#### [Task]
Quote all of the data exactly as given. Skip every picture it contains.

#### [Records from a collection]
☆ ☆ ☆ ☆

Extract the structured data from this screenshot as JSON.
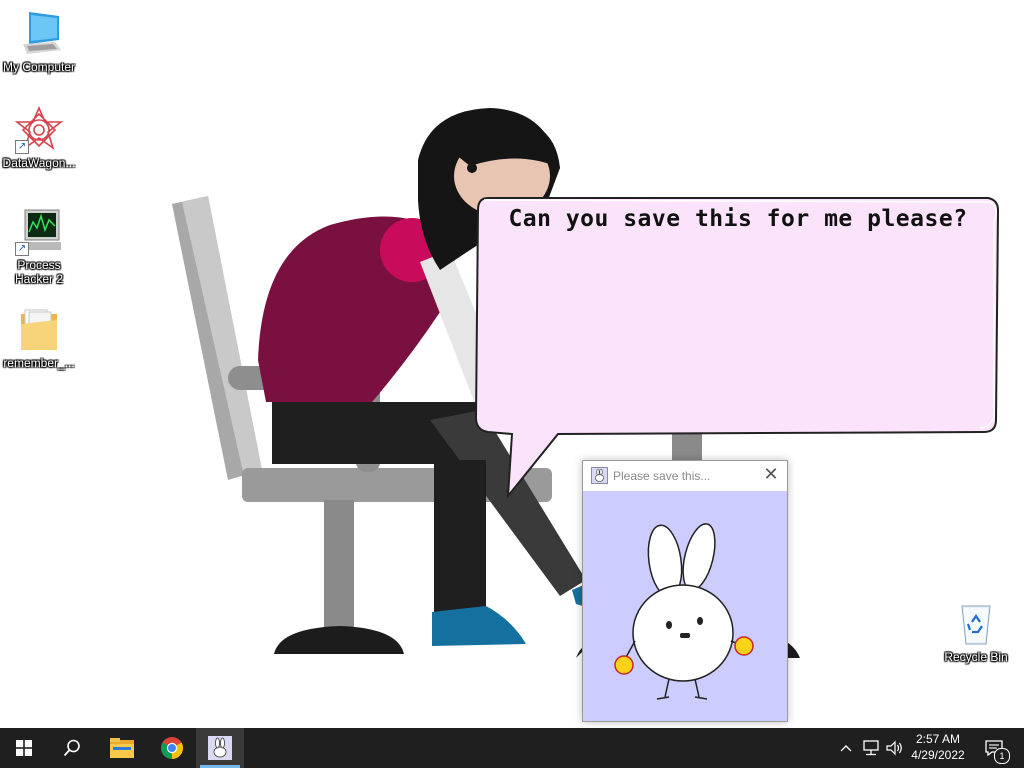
{
  "desktop": {
    "icons": [
      {
        "label": "My Computer",
        "icon": "computer-icon"
      },
      {
        "label": "DataWagon...",
        "icon": "datawagon-icon"
      },
      {
        "label": "Process Hacker 2",
        "icon": "process-hacker-icon"
      },
      {
        "label": "remember_...",
        "icon": "folder-icon"
      }
    ],
    "recycle_bin": {
      "label": "Recycle Bin",
      "icon": "recycle-bin-icon"
    }
  },
  "speech_bubble": {
    "text": "Can you save this for me please?",
    "fill_color": "#fbe3fb",
    "border_color": "#222222"
  },
  "popup": {
    "title": "Please save this...",
    "close_label": "✕",
    "content_background": "#ccccff"
  },
  "taskbar": {
    "items": [
      {
        "name": "start",
        "icon": "windows-start-icon"
      },
      {
        "name": "search",
        "icon": "search-icon"
      },
      {
        "name": "file-explorer",
        "icon": "folder-icon"
      },
      {
        "name": "chrome",
        "icon": "chrome-icon"
      },
      {
        "name": "please-save-app",
        "icon": "bunny-app-icon",
        "active": true
      }
    ],
    "tray": {
      "chevron": "^",
      "time": "2:57 AM",
      "date": "4/29/2022",
      "notification_count": "1"
    },
    "accent_color": "#76b9ed"
  }
}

☆ ☆ ☆ ☆

#### [Solution to this problem]
Extract the structured data from this screenshot as JSON.
{
  "desktop": {
    "icons": [
      {
        "label": "My Computer",
        "icon": "computer-icon"
      },
      {
        "label": "DataWagon...",
        "icon": "datawagon-icon"
      },
      {
        "label": "Process Hacker 2",
        "icon": "process-hacker-icon"
      },
      {
        "label": "remember_...",
        "icon": "folder-icon"
      }
    ],
    "recycle_bin": {
      "label": "Recycle Bin",
      "icon": "recycle-bin-icon"
    }
  },
  "speech_bubble": {
    "text": "Can you save this for me please?",
    "fill_color": "#fbe3fb",
    "border_color": "#222222"
  },
  "popup": {
    "title": "Please save this...",
    "close_label": "✕",
    "content_background": "#ccccff"
  },
  "taskbar": {
    "items": [
      {
        "name": "start",
        "icon": "windows-start-icon"
      },
      {
        "name": "search",
        "icon": "search-icon"
      },
      {
        "name": "file-explorer",
        "icon": "folder-icon"
      },
      {
        "name": "chrome",
        "icon": "chrome-icon"
      },
      {
        "name": "please-save-app",
        "icon": "bunny-app-icon",
        "active": true
      }
    ],
    "tray": {
      "chevron": "^",
      "time": "2:57 AM",
      "date": "4/29/2022",
      "notification_count": "1"
    },
    "accent_color": "#76b9ed"
  }
}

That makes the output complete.